**TASKS:**
A. Update the passage on horse color modifiers by rewriting the part that opens with the words containing "Colour modifiers." and closes with "chestnut, red dun).". Replace "flaxen modifier" with "flaxen gene" throughout it.
B. According to the passage on horse color modifiers, which horses does the flaxen modifier affect?

**PASSAGE FOR REVIEW:**
====

Colour modifiers.

As we all know the chestnut gene is recessive, if you breed a chestnut mare to a chestnut stallion, you can only get a chestnut foal. You may find the resulting foal to have a flaxen mane or tail or both. This is a flaxen chestnut and NOT a palomino as may be first thought. When this occurs it is the result of the flaxen modifier. The flaxen modifier causes the mane and tail to lighten to a cream or golden color. The flaxen modifier only affects horses with red-based genetic make up (sorrel, chestnut, red dun).

The sooty or smutty modifier works on both red and black base colours. It works by darkening either particular areas of the horses coat, or the entire coat making it difficult to decern the real colour of the horse. The head, shooulders/neck area and hind quarter are serceptable to the sooty markings. Counter shading displayed as a sooty stripe along the backbone is often confused with the dorsal stripe of a dun horse. This does not indicate that the horse carries the gene for dun, it must carry other dun factors such as leg barring and have at least one parent that carries the dun gene.

====

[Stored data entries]

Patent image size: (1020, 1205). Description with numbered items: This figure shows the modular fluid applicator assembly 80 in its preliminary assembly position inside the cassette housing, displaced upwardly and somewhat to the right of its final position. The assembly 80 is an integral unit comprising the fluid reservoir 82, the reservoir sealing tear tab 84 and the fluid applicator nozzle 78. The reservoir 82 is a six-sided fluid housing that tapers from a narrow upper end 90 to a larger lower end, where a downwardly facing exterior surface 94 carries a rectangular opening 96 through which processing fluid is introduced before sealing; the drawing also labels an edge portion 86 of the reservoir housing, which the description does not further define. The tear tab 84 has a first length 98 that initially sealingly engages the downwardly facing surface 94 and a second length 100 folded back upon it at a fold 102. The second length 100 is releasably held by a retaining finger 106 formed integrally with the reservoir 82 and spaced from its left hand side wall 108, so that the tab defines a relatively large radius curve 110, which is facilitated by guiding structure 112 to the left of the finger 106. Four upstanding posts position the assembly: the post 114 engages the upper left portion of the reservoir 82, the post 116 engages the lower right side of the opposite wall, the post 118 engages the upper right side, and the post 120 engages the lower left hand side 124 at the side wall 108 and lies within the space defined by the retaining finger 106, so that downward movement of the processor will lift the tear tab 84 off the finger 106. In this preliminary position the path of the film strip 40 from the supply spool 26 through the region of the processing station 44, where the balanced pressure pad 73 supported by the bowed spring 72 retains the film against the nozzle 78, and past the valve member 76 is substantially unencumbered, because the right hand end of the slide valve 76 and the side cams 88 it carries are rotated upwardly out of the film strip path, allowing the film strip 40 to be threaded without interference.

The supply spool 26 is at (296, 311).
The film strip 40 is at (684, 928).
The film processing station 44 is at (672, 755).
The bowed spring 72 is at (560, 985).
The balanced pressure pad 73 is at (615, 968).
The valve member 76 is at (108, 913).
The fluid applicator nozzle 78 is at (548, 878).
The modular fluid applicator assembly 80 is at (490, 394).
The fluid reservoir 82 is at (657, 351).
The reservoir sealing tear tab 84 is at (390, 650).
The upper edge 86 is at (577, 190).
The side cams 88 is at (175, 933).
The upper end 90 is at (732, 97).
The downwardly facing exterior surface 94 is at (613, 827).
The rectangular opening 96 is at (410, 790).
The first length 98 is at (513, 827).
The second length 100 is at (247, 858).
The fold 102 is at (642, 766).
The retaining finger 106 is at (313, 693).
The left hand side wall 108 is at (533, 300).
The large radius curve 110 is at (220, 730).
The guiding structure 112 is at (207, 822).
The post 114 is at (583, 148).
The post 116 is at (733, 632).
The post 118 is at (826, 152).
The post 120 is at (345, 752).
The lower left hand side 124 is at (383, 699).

====

**SOLVED PROBLEMS:**
A.
Colour modifiers.

As we all know the chestnut gene is recessive, if you breed a chestnut mare to a chestnut stallion, you can only get a chestnut foal. You may find the resulting foal to have a flaxen mane or tail or both. This is a flaxen chestnut and NOT a palomino as may be first thought. When this occurs it is the result of the flaxen gene. The flaxen gene causes the mane and tail to lighten to a cream or golden color. The flaxen gene only affects horses with red-based genetic make up (sorrel, chestnut, red dun).

B. Only horses with a red-based genetic makeup: sorrel, chestnut, and red dun.